- _What this task involves_
Reproduce every line of the records below without any change, omitting the pictures from your answer.

(Data drawn from a collection)
━━━
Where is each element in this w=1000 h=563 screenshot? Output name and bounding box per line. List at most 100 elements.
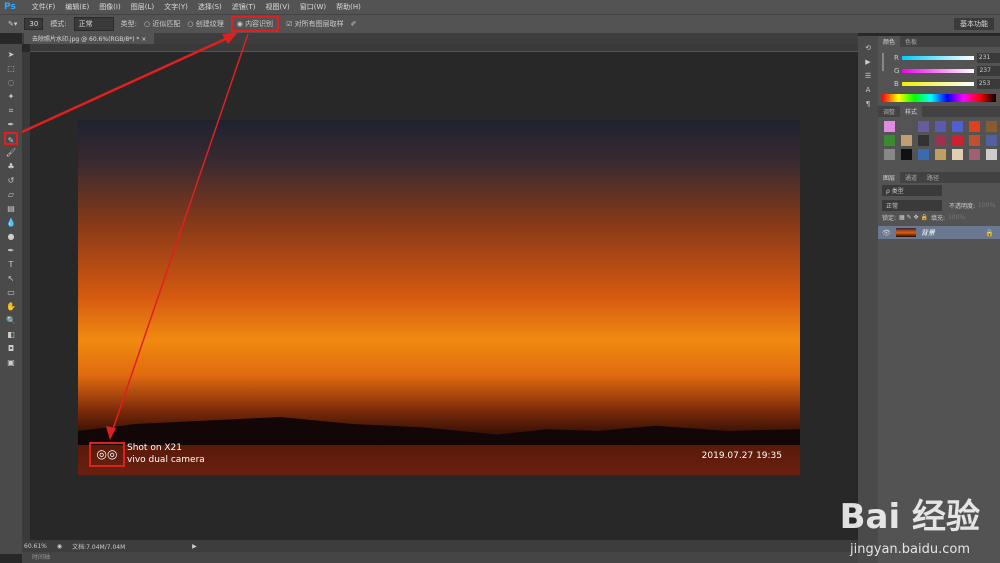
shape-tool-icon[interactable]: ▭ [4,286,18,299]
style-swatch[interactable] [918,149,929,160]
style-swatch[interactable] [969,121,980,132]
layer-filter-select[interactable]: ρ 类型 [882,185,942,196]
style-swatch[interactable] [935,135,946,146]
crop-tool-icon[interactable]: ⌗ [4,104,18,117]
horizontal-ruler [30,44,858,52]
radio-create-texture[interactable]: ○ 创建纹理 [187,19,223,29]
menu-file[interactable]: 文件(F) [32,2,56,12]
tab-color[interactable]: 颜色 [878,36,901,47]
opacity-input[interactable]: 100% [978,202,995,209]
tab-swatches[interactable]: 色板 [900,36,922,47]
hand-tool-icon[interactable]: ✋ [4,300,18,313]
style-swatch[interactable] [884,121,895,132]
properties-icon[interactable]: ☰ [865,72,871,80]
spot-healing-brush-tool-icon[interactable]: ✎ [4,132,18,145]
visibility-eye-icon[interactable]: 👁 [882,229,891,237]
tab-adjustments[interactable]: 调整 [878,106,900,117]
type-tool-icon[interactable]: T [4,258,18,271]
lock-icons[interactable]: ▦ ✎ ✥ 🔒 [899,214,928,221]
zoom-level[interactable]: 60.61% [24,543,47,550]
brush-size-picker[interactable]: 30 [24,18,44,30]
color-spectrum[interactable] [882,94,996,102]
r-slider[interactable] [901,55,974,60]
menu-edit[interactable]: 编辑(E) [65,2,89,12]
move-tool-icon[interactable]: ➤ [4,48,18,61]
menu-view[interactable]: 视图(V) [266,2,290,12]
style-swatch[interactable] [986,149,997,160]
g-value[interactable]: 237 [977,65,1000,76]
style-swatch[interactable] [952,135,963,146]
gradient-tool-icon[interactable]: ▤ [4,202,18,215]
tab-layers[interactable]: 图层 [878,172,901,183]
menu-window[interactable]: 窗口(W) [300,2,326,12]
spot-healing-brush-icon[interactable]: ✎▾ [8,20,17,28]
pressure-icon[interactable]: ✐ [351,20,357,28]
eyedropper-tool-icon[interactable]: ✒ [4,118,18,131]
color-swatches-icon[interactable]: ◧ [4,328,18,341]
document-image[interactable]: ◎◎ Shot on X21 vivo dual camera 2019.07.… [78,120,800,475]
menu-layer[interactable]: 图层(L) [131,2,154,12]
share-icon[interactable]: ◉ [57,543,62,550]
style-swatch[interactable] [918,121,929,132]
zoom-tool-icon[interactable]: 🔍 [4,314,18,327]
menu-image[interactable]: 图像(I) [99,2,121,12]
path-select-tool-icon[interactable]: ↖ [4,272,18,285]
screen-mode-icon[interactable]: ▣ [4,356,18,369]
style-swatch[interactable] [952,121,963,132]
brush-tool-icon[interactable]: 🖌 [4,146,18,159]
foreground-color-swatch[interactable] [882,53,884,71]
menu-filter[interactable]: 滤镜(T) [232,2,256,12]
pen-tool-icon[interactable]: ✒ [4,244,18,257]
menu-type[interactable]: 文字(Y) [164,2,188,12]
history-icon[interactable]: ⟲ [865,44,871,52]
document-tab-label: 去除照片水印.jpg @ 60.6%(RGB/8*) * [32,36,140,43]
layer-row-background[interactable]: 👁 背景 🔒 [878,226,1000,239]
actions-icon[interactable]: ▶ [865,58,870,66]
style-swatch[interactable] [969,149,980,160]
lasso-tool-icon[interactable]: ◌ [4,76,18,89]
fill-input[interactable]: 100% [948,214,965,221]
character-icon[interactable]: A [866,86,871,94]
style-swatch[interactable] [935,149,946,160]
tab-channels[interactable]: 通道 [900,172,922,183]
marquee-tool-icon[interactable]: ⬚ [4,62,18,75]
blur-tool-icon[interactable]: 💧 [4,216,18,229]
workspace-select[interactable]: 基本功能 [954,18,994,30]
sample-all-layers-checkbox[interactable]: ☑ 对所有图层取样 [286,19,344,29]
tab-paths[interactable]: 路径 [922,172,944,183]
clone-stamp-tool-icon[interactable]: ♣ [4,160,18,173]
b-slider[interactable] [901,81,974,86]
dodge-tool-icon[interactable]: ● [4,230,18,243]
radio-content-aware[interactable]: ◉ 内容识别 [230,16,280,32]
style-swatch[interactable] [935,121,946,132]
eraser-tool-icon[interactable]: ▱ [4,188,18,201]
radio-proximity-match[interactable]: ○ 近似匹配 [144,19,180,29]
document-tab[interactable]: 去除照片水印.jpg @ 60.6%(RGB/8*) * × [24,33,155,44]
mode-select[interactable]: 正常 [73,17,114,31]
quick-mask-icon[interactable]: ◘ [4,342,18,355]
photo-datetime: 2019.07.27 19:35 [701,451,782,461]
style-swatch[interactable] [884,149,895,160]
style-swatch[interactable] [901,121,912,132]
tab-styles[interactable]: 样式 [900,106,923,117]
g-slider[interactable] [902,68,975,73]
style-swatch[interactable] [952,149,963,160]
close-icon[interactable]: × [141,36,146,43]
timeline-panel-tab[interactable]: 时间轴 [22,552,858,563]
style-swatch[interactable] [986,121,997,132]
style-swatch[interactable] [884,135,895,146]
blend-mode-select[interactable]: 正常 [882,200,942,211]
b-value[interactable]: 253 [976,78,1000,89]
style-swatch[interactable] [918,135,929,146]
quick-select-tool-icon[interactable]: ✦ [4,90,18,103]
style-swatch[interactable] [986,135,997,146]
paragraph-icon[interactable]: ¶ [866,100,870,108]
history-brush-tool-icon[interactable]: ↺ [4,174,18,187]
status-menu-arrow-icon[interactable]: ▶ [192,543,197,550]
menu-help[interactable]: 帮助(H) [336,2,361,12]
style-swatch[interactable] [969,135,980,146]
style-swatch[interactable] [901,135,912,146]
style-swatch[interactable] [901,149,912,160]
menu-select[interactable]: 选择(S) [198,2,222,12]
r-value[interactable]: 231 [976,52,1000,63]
━━━
- _Response to the exercise_
Where is each element in this w=1000 h=563 screenshot? Output name and bounding box per line. List at most 100 elements.
shape-tool-icon[interactable]: ▭ [4,286,18,299]
style-swatch[interactable] [918,149,929,160]
style-swatch[interactable] [969,121,980,132]
layer-filter-select[interactable]: ρ 类型 [882,185,942,196]
style-swatch[interactable] [935,135,946,146]
crop-tool-icon[interactable]: ⌗ [4,104,18,117]
horizontal-ruler [30,44,858,52]
radio-create-texture[interactable]: ○ 创建纹理 [187,19,223,29]
menu-file[interactable]: 文件(F) [32,2,56,12]
tab-color[interactable]: 颜色 [878,36,901,47]
opacity-input[interactable]: 100% [978,202,995,209]
tab-swatches[interactable]: 色板 [900,36,922,47]
hand-tool-icon[interactable]: ✋ [4,300,18,313]
style-swatch[interactable] [884,121,895,132]
properties-icon[interactable]: ☰ [865,72,871,80]
spot-healing-brush-tool-icon[interactable]: ✎ [4,132,18,145]
visibility-eye-icon[interactable]: 👁 [882,229,891,237]
tab-adjustments[interactable]: 调整 [878,106,900,117]
type-tool-icon[interactable]: T [4,258,18,271]
lock-icons[interactable]: ▦ ✎ ✥ 🔒 [899,214,928,221]
zoom-level[interactable]: 60.61% [24,543,47,550]
brush-size-picker[interactable]: 30 [24,18,44,30]
color-spectrum[interactable] [882,94,996,102]
r-slider[interactable] [901,55,974,60]
menu-edit[interactable]: 编辑(E) [65,2,89,12]
move-tool-icon[interactable]: ➤ [4,48,18,61]
menu-view[interactable]: 视图(V) [266,2,290,12]
style-swatch[interactable] [986,149,997,160]
g-value[interactable]: 237 [977,65,1000,76]
style-swatch[interactable] [952,135,963,146]
gradient-tool-icon[interactable]: ▤ [4,202,18,215]
tab-layers[interactable]: 图层 [878,172,901,183]
menu-window[interactable]: 窗口(W) [300,2,326,12]
spot-healing-brush-icon[interactable]: ✎▾ [8,20,17,28]
pressure-icon[interactable]: ✐ [351,20,357,28]
eyedropper-tool-icon[interactable]: ✒ [4,118,18,131]
color-swatches-icon[interactable]: ◧ [4,328,18,341]
document-image[interactable]: ◎◎ Shot on X21 vivo dual camera 2019.07.… [78,120,800,475]
menu-layer[interactable]: 图层(L) [131,2,154,12]
share-icon[interactable]: ◉ [57,543,62,550]
style-swatch[interactable] [918,121,929,132]
zoom-tool-icon[interactable]: 🔍 [4,314,18,327]
menu-image[interactable]: 图像(I) [99,2,121,12]
path-select-tool-icon[interactable]: ↖ [4,272,18,285]
screen-mode-icon[interactable]: ▣ [4,356,18,369]
style-swatch[interactable] [952,121,963,132]
brush-tool-icon[interactable]: 🖌 [4,146,18,159]
foreground-color-swatch[interactable] [882,53,884,71]
menu-filter[interactable]: 滤镜(T) [232,2,256,12]
pen-tool-icon[interactable]: ✒ [4,244,18,257]
menu-type[interactable]: 文字(Y) [164,2,188,12]
history-icon[interactable]: ⟲ [865,44,871,52]
document-tab-label: 去除照片水印.jpg @ 60.6%(RGB/8*) * [32,36,140,43]
layer-row-background[interactable]: 👁 背景 🔒 [878,226,1000,239]
actions-icon[interactable]: ▶ [865,58,870,66]
style-swatch[interactable] [969,149,980,160]
lasso-tool-icon[interactable]: ◌ [4,76,18,89]
fill-input[interactable]: 100% [948,214,965,221]
character-icon[interactable]: A [866,86,871,94]
style-swatch[interactable] [935,149,946,160]
tab-channels[interactable]: 通道 [900,172,922,183]
marquee-tool-icon[interactable]: ⬚ [4,62,18,75]
blur-tool-icon[interactable]: 💧 [4,216,18,229]
workspace-select[interactable]: 基本功能 [954,18,994,30]
sample-all-layers-checkbox[interactable]: ☑ 对所有图层取样 [286,19,344,29]
tab-paths[interactable]: 路径 [922,172,944,183]
clone-stamp-tool-icon[interactable]: ♣ [4,160,18,173]
b-slider[interactable] [901,81,974,86]
dodge-tool-icon[interactable]: ● [4,230,18,243]
radio-content-aware[interactable]: ◉ 内容识别 [230,16,280,32]
style-swatch[interactable] [935,121,946,132]
eraser-tool-icon[interactable]: ▱ [4,188,18,201]
radio-proximity-match[interactable]: ○ 近似匹配 [144,19,180,29]
document-tab[interactable]: 去除照片水印.jpg @ 60.6%(RGB/8*) * × [24,33,155,44]
mode-select[interactable]: 正常 [73,17,114,31]
quick-mask-icon[interactable]: ◘ [4,342,18,355]
photo-datetime: 2019.07.27 19:35 [701,451,782,461]
style-swatch[interactable] [884,149,895,160]
style-swatch[interactable] [901,121,912,132]
tab-styles[interactable]: 样式 [900,106,923,117]
g-slider[interactable] [902,68,975,73]
style-swatch[interactable] [952,149,963,160]
close-icon[interactable]: × [141,36,146,43]
timeline-panel-tab[interactable]: 时间轴 [22,552,858,563]
style-swatch[interactable] [986,121,997,132]
style-swatch[interactable] [884,135,895,146]
blend-mode-select[interactable]: 正常 [882,200,942,211]
b-value[interactable]: 253 [976,78,1000,89]
style-swatch[interactable] [918,135,929,146]
quick-select-tool-icon[interactable]: ✦ [4,90,18,103]
style-swatch[interactable] [986,135,997,146]
paragraph-icon[interactable]: ¶ [866,100,870,108]
history-brush-tool-icon[interactable]: ↺ [4,174,18,187]
status-menu-arrow-icon[interactable]: ▶ [192,543,197,550]
menu-help[interactable]: 帮助(H) [336,2,361,12]
style-swatch[interactable] [969,135,980,146]
style-swatch[interactable] [901,135,912,146]
style-swatch[interactable] [901,149,912,160]
menu-select[interactable]: 选择(S) [198,2,222,12]
r-value[interactable]: 231 [976,52,1000,63]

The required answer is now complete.